> _Given instruction_:
Lift out each line of the data that holds "color".

> _Data for processing_:
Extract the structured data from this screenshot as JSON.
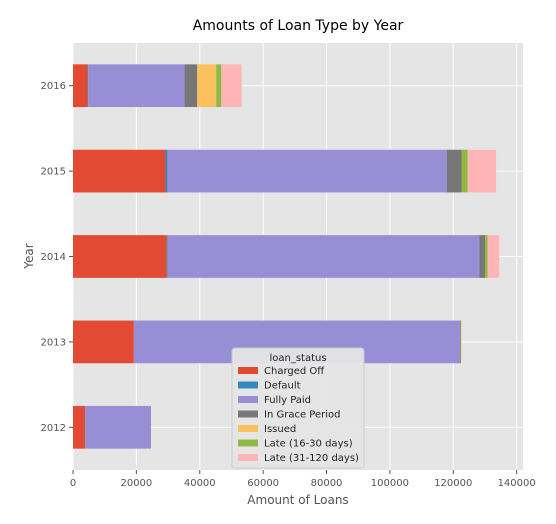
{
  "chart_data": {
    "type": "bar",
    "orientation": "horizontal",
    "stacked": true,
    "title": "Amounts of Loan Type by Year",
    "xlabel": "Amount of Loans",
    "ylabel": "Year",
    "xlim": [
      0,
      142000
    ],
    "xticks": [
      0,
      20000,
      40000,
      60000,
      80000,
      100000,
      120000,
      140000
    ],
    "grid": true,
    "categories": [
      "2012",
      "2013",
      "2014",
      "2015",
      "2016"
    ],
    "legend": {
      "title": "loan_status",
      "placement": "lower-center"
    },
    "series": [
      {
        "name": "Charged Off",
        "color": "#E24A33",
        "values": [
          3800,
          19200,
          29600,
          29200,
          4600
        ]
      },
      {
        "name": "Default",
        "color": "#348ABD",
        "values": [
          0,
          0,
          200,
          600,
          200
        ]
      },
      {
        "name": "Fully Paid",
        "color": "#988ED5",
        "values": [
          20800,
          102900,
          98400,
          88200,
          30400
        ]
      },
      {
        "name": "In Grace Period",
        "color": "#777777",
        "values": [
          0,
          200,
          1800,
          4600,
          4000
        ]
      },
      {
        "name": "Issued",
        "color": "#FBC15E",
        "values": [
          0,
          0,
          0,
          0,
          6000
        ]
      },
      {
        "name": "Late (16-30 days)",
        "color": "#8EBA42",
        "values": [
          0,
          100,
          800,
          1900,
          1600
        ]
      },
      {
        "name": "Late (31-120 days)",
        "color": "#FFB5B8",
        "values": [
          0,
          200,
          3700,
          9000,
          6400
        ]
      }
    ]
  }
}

> _Correct result_:
        "color": "#E24A33",
        "color": "#348ABD",
        "color": "#988ED5",
        "color": "#777777",
        "color": "#FBC15E",
        "color": "#8EBA42",
        "color": "#FFB5B8",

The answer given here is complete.